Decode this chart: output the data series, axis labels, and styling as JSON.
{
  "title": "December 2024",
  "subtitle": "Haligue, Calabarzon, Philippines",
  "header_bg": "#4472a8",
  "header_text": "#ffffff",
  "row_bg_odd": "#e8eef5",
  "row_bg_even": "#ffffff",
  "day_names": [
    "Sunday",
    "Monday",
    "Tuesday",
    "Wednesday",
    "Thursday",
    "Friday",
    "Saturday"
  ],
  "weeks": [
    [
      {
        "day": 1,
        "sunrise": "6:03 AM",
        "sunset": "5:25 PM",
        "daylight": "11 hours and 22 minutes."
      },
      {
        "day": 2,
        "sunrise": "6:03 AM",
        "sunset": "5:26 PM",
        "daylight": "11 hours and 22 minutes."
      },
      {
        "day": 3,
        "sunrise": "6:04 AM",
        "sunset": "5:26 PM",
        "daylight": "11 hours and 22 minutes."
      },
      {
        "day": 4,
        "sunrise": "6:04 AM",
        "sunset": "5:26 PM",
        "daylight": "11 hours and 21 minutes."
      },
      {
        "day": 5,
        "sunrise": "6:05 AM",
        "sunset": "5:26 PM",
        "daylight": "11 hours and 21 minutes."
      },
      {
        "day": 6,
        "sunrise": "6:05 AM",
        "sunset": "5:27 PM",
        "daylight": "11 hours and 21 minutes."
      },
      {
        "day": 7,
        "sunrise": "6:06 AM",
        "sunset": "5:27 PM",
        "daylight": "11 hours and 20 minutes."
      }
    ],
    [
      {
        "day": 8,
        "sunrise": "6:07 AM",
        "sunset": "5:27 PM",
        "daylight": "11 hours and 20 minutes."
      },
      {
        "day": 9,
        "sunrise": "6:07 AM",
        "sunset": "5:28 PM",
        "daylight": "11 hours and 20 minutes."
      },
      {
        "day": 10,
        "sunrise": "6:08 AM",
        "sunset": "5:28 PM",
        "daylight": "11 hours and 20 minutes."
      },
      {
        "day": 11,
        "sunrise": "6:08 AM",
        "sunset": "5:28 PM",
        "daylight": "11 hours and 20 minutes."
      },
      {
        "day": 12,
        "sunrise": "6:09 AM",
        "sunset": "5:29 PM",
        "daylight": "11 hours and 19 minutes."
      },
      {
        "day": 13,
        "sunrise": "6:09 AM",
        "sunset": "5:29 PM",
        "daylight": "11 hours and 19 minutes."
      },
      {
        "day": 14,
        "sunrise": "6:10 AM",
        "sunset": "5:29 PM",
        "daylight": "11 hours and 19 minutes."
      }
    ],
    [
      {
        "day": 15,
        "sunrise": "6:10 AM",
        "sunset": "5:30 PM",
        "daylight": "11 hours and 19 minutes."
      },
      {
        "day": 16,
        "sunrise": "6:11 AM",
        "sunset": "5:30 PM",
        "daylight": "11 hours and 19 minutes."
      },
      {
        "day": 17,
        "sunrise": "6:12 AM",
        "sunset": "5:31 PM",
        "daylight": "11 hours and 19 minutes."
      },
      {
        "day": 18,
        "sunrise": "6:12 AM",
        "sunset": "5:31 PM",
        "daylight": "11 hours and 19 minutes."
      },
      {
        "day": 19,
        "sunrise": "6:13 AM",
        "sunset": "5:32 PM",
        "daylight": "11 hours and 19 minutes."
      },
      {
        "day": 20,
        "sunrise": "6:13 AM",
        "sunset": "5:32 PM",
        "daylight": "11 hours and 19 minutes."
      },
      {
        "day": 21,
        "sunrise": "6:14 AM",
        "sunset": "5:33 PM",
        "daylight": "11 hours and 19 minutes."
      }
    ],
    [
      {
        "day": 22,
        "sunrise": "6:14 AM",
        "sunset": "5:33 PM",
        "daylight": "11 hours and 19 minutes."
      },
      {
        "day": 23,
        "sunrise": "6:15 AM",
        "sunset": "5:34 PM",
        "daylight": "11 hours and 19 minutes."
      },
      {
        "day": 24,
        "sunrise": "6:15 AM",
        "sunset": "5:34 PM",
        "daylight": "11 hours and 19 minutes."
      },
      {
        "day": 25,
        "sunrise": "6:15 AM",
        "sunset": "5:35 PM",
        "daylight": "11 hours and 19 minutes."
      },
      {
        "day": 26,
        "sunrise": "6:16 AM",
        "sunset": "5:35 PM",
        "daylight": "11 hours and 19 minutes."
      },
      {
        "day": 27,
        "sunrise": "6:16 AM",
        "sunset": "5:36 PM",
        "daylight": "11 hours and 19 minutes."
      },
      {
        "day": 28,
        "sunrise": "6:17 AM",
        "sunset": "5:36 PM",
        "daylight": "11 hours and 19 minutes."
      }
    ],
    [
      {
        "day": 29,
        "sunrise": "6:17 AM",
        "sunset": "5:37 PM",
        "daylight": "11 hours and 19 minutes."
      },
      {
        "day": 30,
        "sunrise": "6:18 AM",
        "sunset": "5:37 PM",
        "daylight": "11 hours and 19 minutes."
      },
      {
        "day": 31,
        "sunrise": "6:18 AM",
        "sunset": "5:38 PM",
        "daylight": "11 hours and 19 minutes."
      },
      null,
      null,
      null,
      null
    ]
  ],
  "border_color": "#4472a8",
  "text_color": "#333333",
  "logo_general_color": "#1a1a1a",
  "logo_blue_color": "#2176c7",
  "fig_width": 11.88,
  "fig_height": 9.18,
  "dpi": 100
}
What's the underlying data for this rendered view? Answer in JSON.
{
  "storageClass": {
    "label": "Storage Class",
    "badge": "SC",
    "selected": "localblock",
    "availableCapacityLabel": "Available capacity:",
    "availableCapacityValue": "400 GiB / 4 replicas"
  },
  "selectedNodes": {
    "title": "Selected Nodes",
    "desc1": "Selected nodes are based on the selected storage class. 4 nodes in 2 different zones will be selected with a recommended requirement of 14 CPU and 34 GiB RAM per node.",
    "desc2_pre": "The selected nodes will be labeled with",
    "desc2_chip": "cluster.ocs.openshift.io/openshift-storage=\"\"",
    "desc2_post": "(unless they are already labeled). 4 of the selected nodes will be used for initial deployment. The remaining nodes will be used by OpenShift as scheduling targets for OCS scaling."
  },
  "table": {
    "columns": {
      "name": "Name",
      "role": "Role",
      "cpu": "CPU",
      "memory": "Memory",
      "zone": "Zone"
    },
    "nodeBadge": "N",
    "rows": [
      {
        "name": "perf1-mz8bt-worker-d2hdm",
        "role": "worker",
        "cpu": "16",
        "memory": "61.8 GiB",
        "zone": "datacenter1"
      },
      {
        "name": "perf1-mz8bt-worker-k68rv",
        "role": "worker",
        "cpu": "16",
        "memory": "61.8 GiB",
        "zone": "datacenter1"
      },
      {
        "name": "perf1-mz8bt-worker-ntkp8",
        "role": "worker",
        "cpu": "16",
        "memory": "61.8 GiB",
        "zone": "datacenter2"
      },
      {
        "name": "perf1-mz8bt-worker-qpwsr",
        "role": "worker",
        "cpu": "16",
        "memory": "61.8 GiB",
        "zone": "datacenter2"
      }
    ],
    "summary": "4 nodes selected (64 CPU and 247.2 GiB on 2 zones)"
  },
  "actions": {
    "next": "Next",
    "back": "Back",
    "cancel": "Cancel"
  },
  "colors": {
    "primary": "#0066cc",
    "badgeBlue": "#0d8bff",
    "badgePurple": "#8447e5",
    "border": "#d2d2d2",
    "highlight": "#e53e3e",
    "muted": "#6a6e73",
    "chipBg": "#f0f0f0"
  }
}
::::
Reproduce the data in its entirety, matching each character.

Decode this chart: output the data series, axis labels, and styling as JSON.
{
  "title": "December 2024",
  "subtitle": "Haligue, Calabarzon, Philippines",
  "header_bg": "#4472a8",
  "header_text": "#ffffff",
  "row_bg_odd": "#e8eef5",
  "row_bg_even": "#ffffff",
  "day_names": [
    "Sunday",
    "Monday",
    "Tuesday",
    "Wednesday",
    "Thursday",
    "Friday",
    "Saturday"
  ],
  "weeks": [
    [
      {
        "day": 1,
        "sunrise": "6:03 AM",
        "sunset": "5:25 PM",
        "daylight": "11 hours and 22 minutes."
      },
      {
        "day": 2,
        "sunrise": "6:03 AM",
        "sunset": "5:26 PM",
        "daylight": "11 hours and 22 minutes."
      },
      {
        "day": 3,
        "sunrise": "6:04 AM",
        "sunset": "5:26 PM",
        "daylight": "11 hours and 22 minutes."
      },
      {
        "day": 4,
        "sunrise": "6:04 AM",
        "sunset": "5:26 PM",
        "daylight": "11 hours and 21 minutes."
      },
      {
        "day": 5,
        "sunrise": "6:05 AM",
        "sunset": "5:26 PM",
        "daylight": "11 hours and 21 minutes."
      },
      {
        "day": 6,
        "sunrise": "6:05 AM",
        "sunset": "5:27 PM",
        "daylight": "11 hours and 21 minutes."
      },
      {
        "day": 7,
        "sunrise": "6:06 AM",
        "sunset": "5:27 PM",
        "daylight": "11 hours and 20 minutes."
      }
    ],
    [
      {
        "day": 8,
        "sunrise": "6:07 AM",
        "sunset": "5:27 PM",
        "daylight": "11 hours and 20 minutes."
      },
      {
        "day": 9,
        "sunrise": "6:07 AM",
        "sunset": "5:28 PM",
        "daylight": "11 hours and 20 minutes."
      },
      {
        "day": 10,
        "sunrise": "6:08 AM",
        "sunset": "5:28 PM",
        "daylight": "11 hours and 20 minutes."
      },
      {
        "day": 11,
        "sunrise": "6:08 AM",
        "sunset": "5:28 PM",
        "daylight": "11 hours and 20 minutes."
      },
      {
        "day": 12,
        "sunrise": "6:09 AM",
        "sunset": "5:29 PM",
        "daylight": "11 hours and 19 minutes."
      },
      {
        "day": 13,
        "sunrise": "6:09 AM",
        "sunset": "5:29 PM",
        "daylight": "11 hours and 19 minutes."
      },
      {
        "day": 14,
        "sunrise": "6:10 AM",
        "sunset": "5:29 PM",
        "daylight": "11 hours and 19 minutes."
      }
    ],
    [
      {
        "day": 15,
        "sunrise": "6:10 AM",
        "sunset": "5:30 PM",
        "daylight": "11 hours and 19 minutes."
      },
      {
        "day": 16,
        "sunrise": "6:11 AM",
        "sunset": "5:30 PM",
        "daylight": "11 hours and 19 minutes."
      },
      {
        "day": 17,
        "sunrise": "6:12 AM",
        "sunset": "5:31 PM",
        "daylight": "11 hours and 19 minutes."
      },
      {
        "day": 18,
        "sunrise": "6:12 AM",
        "sunset": "5:31 PM",
        "daylight": "11 hours and 19 minutes."
      },
      {
        "day": 19,
        "sunrise": "6:13 AM",
        "sunset": "5:32 PM",
        "daylight": "11 hours and 19 minutes."
      },
      {
        "day": 20,
        "sunrise": "6:13 AM",
        "sunset": "5:32 PM",
        "daylight": "11 hours and 19 minutes."
      },
      {
        "day": 21,
        "sunrise": "6:14 AM",
        "sunset": "5:33 PM",
        "daylight": "11 hours and 19 minutes."
      }
    ],
    [
      {
        "day": 22,
        "sunrise": "6:14 AM",
        "sunset": "5:33 PM",
        "daylight": "11 hours and 19 minutes."
      },
      {
        "day": 23,
        "sunrise": "6:15 AM",
        "sunset": "5:34 PM",
        "daylight": "11 hours and 19 minutes."
      },
      {
        "day": 24,
        "sunrise": "6:15 AM",
        "sunset": "5:34 PM",
        "daylight": "11 hours and 19 minutes."
      },
      {
        "day": 25,
        "sunrise": "6:15 AM",
        "sunset": "5:35 PM",
        "daylight": "11 hours and 19 minutes."
      },
      {
        "day": 26,
        "sunrise": "6:16 AM",
        "sunset": "5:35 PM",
        "daylight": "11 hours and 19 minutes."
      },
      {
        "day": 27,
        "sunrise": "6:16 AM",
        "sunset": "5:36 PM",
        "daylight": "11 hours and 19 minutes."
      },
      {
        "day": 28,
        "sunrise": "6:17 AM",
        "sunset": "5:36 PM",
        "daylight": "11 hours and 19 minutes."
      }
    ],
    [
      {
        "day": 29,
        "sunrise": "6:17 AM",
        "sunset": "5:37 PM",
        "daylight": "11 hours and 19 minutes."
      },
      {
        "day": 30,
        "sunrise": "6:18 AM",
        "sunset": "5:37 PM",
        "daylight": "11 hours and 19 minutes."
      },
      {
        "day": 31,
        "sunrise": "6:18 AM",
        "sunset": "5:38 PM",
        "daylight": "11 hours and 19 minutes."
      },
      null,
      null,
      null,
      null
    ]
  ],
  "border_color": "#4472a8",
  "text_color": "#333333",
  "logo_general_color": "#1a1a1a",
  "logo_blue_color": "#2176c7",
  "fig_width": 11.88,
  "fig_height": 9.18,
  "dpi": 100
}
What's the underlying data for this rendered view? Answer in JSON.
{
  "storageClass": {
    "label": "Storage Class",
    "badge": "SC",
    "selected": "localblock",
    "availableCapacityLabel": "Available capacity:",
    "availableCapacityValue": "400 GiB / 4 replicas"
  },
  "selectedNodes": {
    "title": "Selected Nodes",
    "desc1": "Selected nodes are based on the selected storage class. 4 nodes in 2 different zones will be selected with a recommended requirement of 14 CPU and 34 GiB RAM per node.",
    "desc2_pre": "The selected nodes will be labeled with",
    "desc2_chip": "cluster.ocs.openshift.io/openshift-storage=\"\"",
    "desc2_post": "(unless they are already labeled). 4 of the selected nodes will be used for initial deployment. The remaining nodes will be used by OpenShift as scheduling targets for OCS scaling."
  },
  "table": {
    "columns": {
      "name": "Name",
      "role": "Role",
      "cpu": "CPU",
      "memory": "Memory",
      "zone": "Zone"
    },
    "nodeBadge": "N",
    "rows": [
      {
        "name": "perf1-mz8bt-worker-d2hdm",
        "role": "worker",
        "cpu": "16",
        "memory": "61.8 GiB",
        "zone": "datacenter1"
      },
      {
        "name": "perf1-mz8bt-worker-k68rv",
        "role": "worker",
        "cpu": "16",
        "memory": "61.8 GiB",
        "zone": "datacenter1"
      },
      {
        "name": "perf1-mz8bt-worker-ntkp8",
        "role": "worker",
        "cpu": "16",
        "memory": "61.8 GiB",
        "zone": "datacenter2"
      },
      {
        "name": "perf1-mz8bt-worker-qpwsr",
        "role": "worker",
        "cpu": "16",
        "memory": "61.8 GiB",
        "zone": "datacenter2"
      }
    ],
    "summary": "4 nodes selected (64 CPU and 247.2 GiB on 2 zones)"
  },
  "actions": {
    "next": "Next",
    "back": "Back",
    "cancel": "Cancel"
  },
  "colors": {
    "primary": "#0066cc",
    "badgeBlue": "#0d8bff",
    "badgePurple": "#8447e5",
    "border": "#d2d2d2",
    "highlight": "#e53e3e",
    "muted": "#6a6e73",
    "chipBg": "#f0f0f0"
  }
}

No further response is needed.